** START RECORDS SUPPLIED **

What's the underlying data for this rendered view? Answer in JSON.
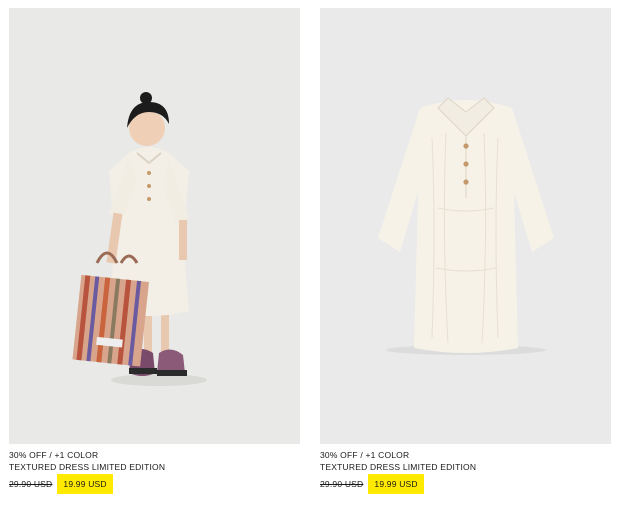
{
  "colors": {
    "sale_highlight": "#ffea00",
    "photo_background": "#e9e9e7"
  },
  "products": [
    {
      "promo": "30% OFF / +1 COLOR",
      "name": "TEXTURED DRESS LIMITED EDITION",
      "old_price": "29.90 USD",
      "sale_price": "19.99 USD",
      "image": "child-model-wearing-white-dress-with-striped-bag"
    },
    {
      "promo": "30% OFF / +1 COLOR",
      "name": "TEXTURED DRESS LIMITED EDITION",
      "old_price": "29.90 USD",
      "sale_price": "19.99 USD",
      "image": "white-textured-dress-flat"
    }
  ]
}
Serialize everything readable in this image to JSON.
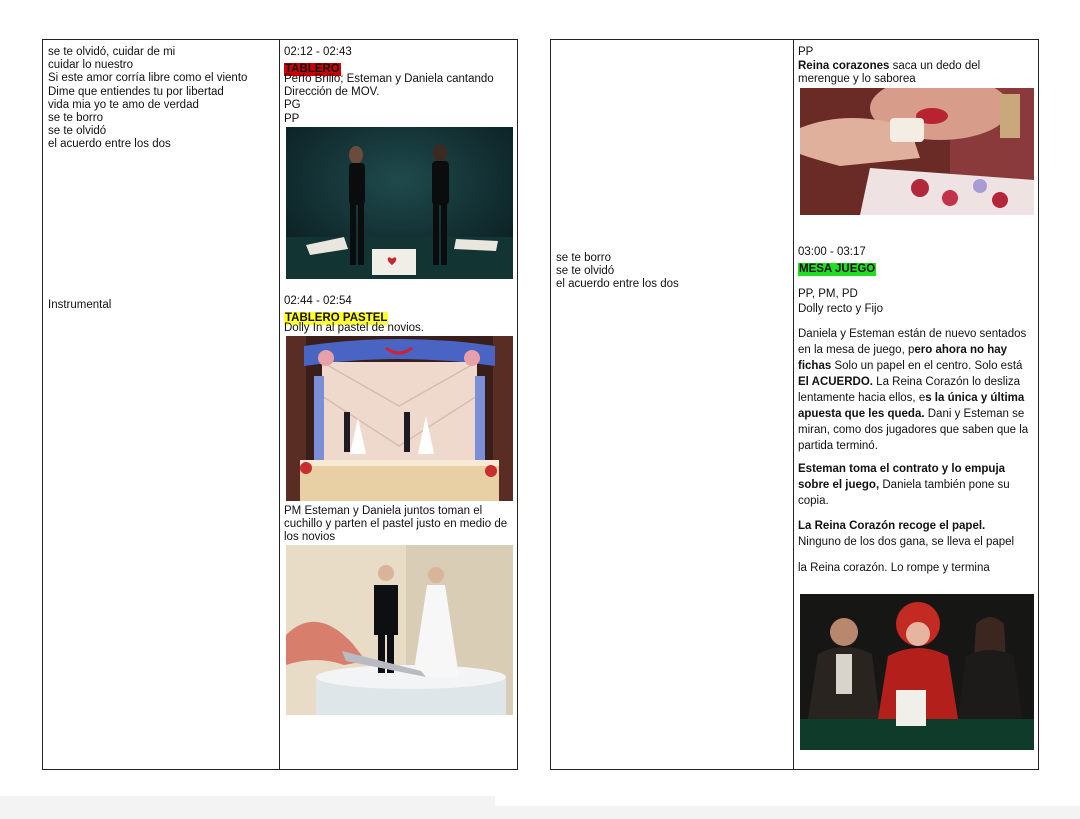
{
  "left_page": {
    "lyrics_1": "se te olvidó, cuidar de mi\ncuidar lo nuestro\nSi este amor corría libre como el viento\nDime que entiendes tu por libertad\nvida mia yo te amo de verdad\nse te borro\nse te olvidó\nel acuerdo entre los dos",
    "lyrics_2": "Instrumental",
    "scene_1": {
      "time": "02:12 - 02:43",
      "tag": "TABLERO",
      "tag_color": "#cc0000",
      "notes": "Perfo Brillo; Esteman y Daniela cantando\nDirección de MOV.\nPG\nPP"
    },
    "scene_2": {
      "time": "02:44 - 02:54",
      "tag": "TABLERO PASTEL",
      "tag_color": "#ffff33",
      "notes": "Dolly In al pastel de novios.",
      "notes_2": "PM Esteman y Daniela juntos toman el\ncuchillo y parten el pastel justo en medio de\nlos novios"
    }
  },
  "right_page": {
    "lyrics": "se te borro\nse te olvidó\nel acuerdo entre los dos",
    "top": {
      "shot": "PP",
      "bold": "Reina corazones",
      "rest": " saca un dedo del\nmerengue y lo saborea"
    },
    "scene_3": {
      "time": "03:00 - 03:17",
      "tag": "MESA JUEGO",
      "tag_color": "#22dd22",
      "notes": "PP, PM, PD\nDolly recto y Fijo",
      "p1_a": "Daniela y Esteman están de nuevo sentados en la mesa de juego, p",
      "p1_b": "ero ahora no hay fichas",
      "p1_c": " Solo un papel en el centro. Solo está ",
      "p1_d": "El ACUERDO.",
      "p1_e": " La Reina Corazón lo desliza lentamente hacia ellos, e",
      "p1_f": "s la única y última apuesta que les queda.",
      "p1_g": " Dani y Esteman se miran, como dos jugadores que saben que la partida terminó.",
      "p2_a": "Esteman toma el contrato y lo empuja sobre el juego,",
      "p2_b": " Daniela también pone su copia.",
      "p3_a": "La Reina Corazón recoge el papel.",
      "p3_b": "\nNinguno de los dos gana, se lleva el papel",
      "p4": "la Reina corazón. Lo  rompe y termina"
    }
  }
}
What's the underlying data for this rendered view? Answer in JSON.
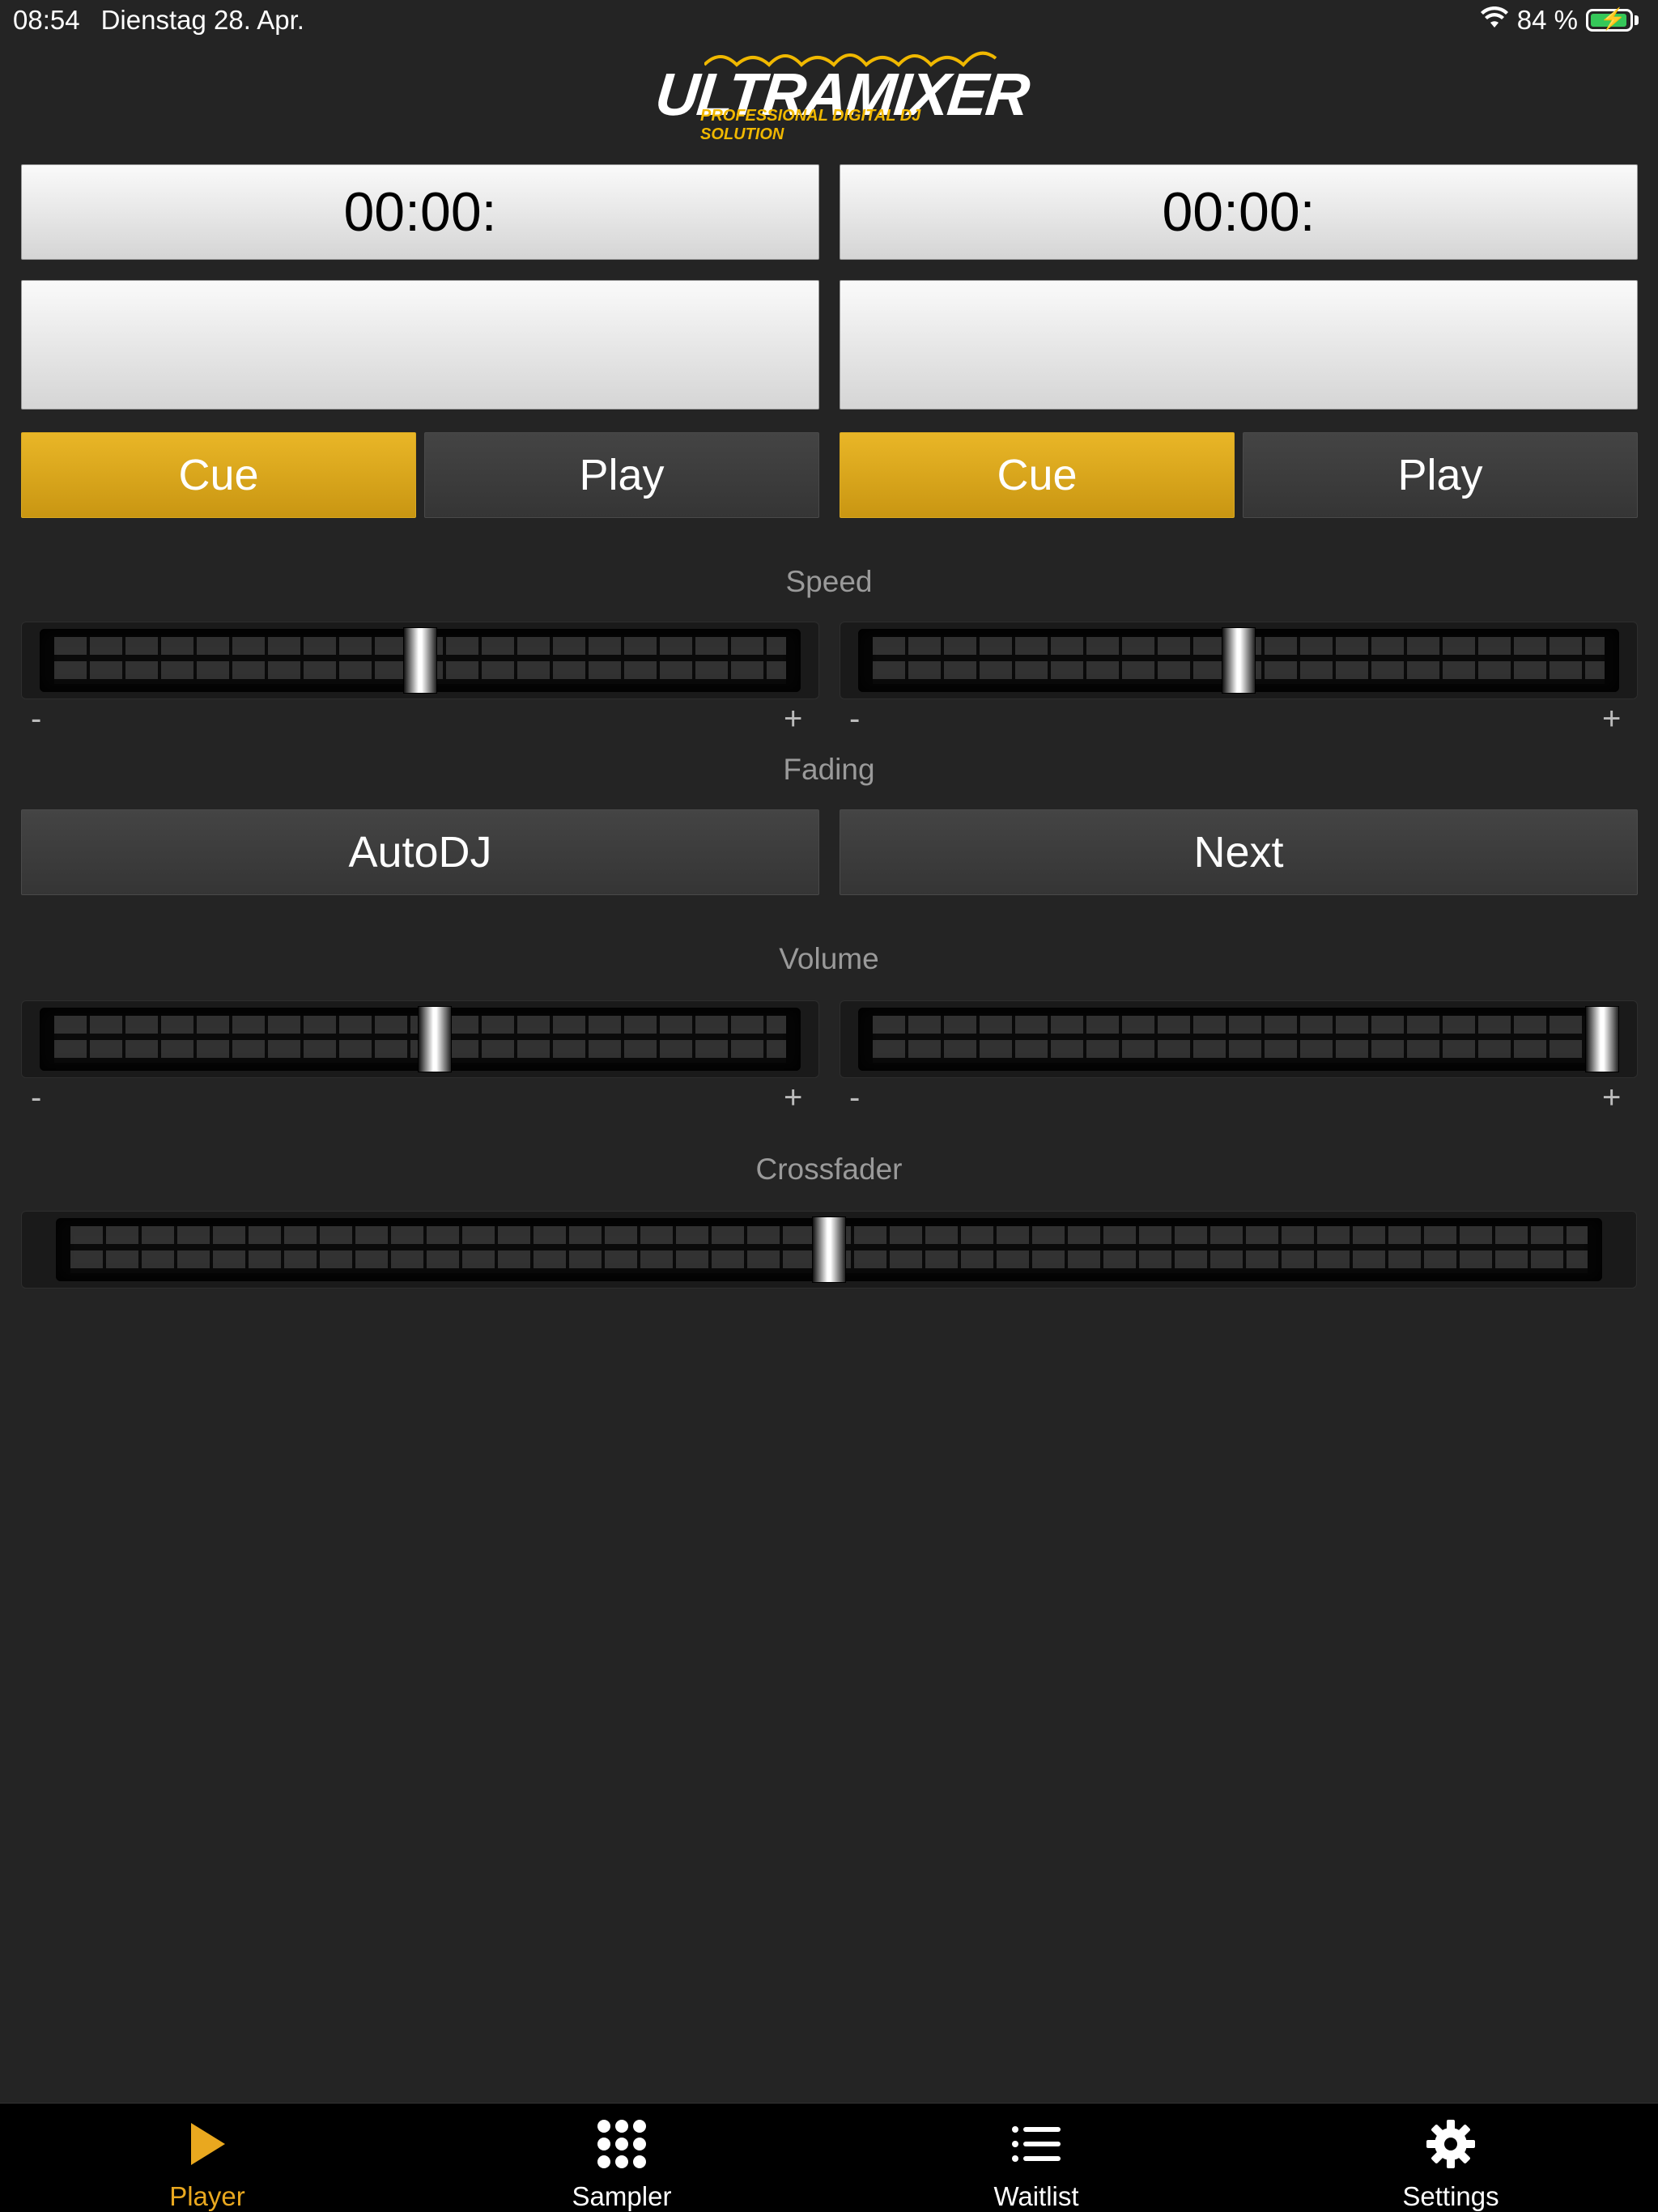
{
  "status_bar": {
    "time": "08:54",
    "date": "Dienstag 28. Apr.",
    "battery": "84 %"
  },
  "logo": {
    "name": "ULTRAMIXER",
    "tagline": "PROFESSIONAL DIGITAL DJ SOLUTION"
  },
  "decks": [
    {
      "time": "00:00:",
      "title": "",
      "cue_label": "Cue",
      "play_label": "Play",
      "speed_level": 0.5,
      "volume_level": 0.52
    },
    {
      "time": "00:00:",
      "title": "",
      "cue_label": "Cue",
      "play_label": "Play",
      "speed_level": 0.5,
      "volume_level": 1.0
    }
  ],
  "sections": {
    "speed": "Speed",
    "fading": "Fading",
    "volume": "Volume",
    "crossfader": "Crossfader"
  },
  "slider_marks": {
    "minus": "-",
    "plus": "+"
  },
  "fading": {
    "autodj_label": "AutoDJ",
    "next_label": "Next"
  },
  "crossfader": {
    "level": 0.5
  },
  "tabs": [
    {
      "label": "Player",
      "icon": "play-icon",
      "active": true
    },
    {
      "label": "Sampler",
      "icon": "grid-icon",
      "active": false
    },
    {
      "label": "Waitlist",
      "icon": "list-icon",
      "active": false
    },
    {
      "label": "Settings",
      "icon": "gear-icon",
      "active": false
    }
  ],
  "colors": {
    "accent": "#e9b627",
    "background": "#242424",
    "battery": "#35c759"
  }
}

** END RECORDS SUPPLIED **

WORK REQUIRED
Select every line of the records holding the string "time".

WRITTEN RESPONSE
      "time": "02:12 - 02:43",
      "time": "02:44 - 02:54",
      "time": "03:00 - 03:17",
    "time": "08:54",
      "time": "00:00:",
      "time": "00:00:",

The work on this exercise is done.